* **The request**: Each line containing the word "species" must be reported.
--- START Data to process ---
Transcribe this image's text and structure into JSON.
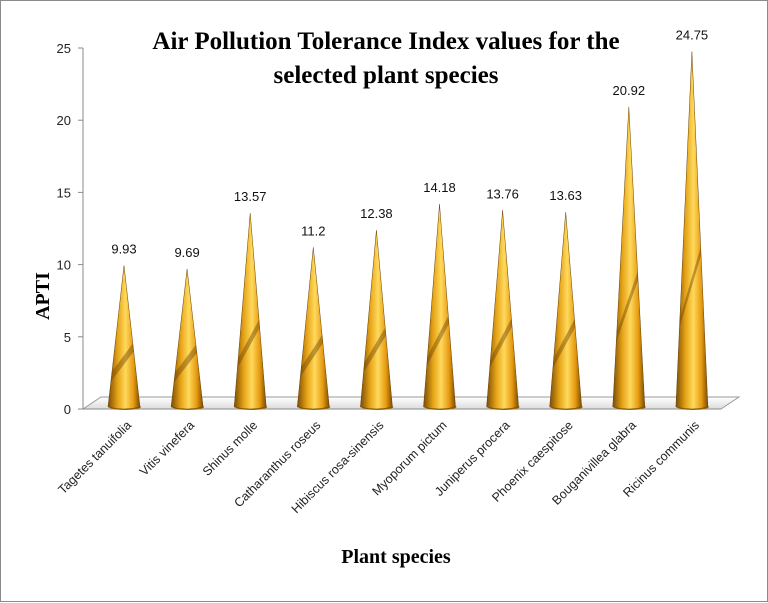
{
  "chart_data": {
    "type": "bar",
    "bar_shape": "3d-cone",
    "title_lines": [
      "Air Pollution Tolerance Index values for the",
      "selected plant species"
    ],
    "xlabel": "Plant species",
    "ylabel": "APTI",
    "ylim": [
      0,
      25
    ],
    "yticks": [
      0,
      5,
      10,
      15,
      20,
      25
    ],
    "grid": false,
    "legend": "none",
    "categories": [
      "Tagetes tanuifolia",
      "Vitis vinefera",
      "Shinus molle",
      "Catharanthus roseus",
      "Hibiscus rosa-sinensis",
      "Myoporum pictum",
      "Juniperus procera",
      "Phoenix caespitose",
      "Bouganivillea glabra",
      "Ricinus communis"
    ],
    "values": [
      9.93,
      9.69,
      13.57,
      11.2,
      12.38,
      14.18,
      13.76,
      13.63,
      20.92,
      24.75
    ],
    "value_labels": [
      "9.93",
      "9.69",
      "13.57",
      "11.2",
      "12.38",
      "14.18",
      "13.76",
      "13.63",
      "20.92",
      "24.75"
    ],
    "colors": {
      "bar_light": "#FFD24A",
      "bar_mid": "#E99E12",
      "bar_dark": "#8A5A06",
      "floor": "#F4F4F4",
      "floor_edge": "#9A9A9A"
    }
  }
}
--- END Data to process ---
* **Solved exercise**:
      "selected plant species"
    "xlabel": "Plant species",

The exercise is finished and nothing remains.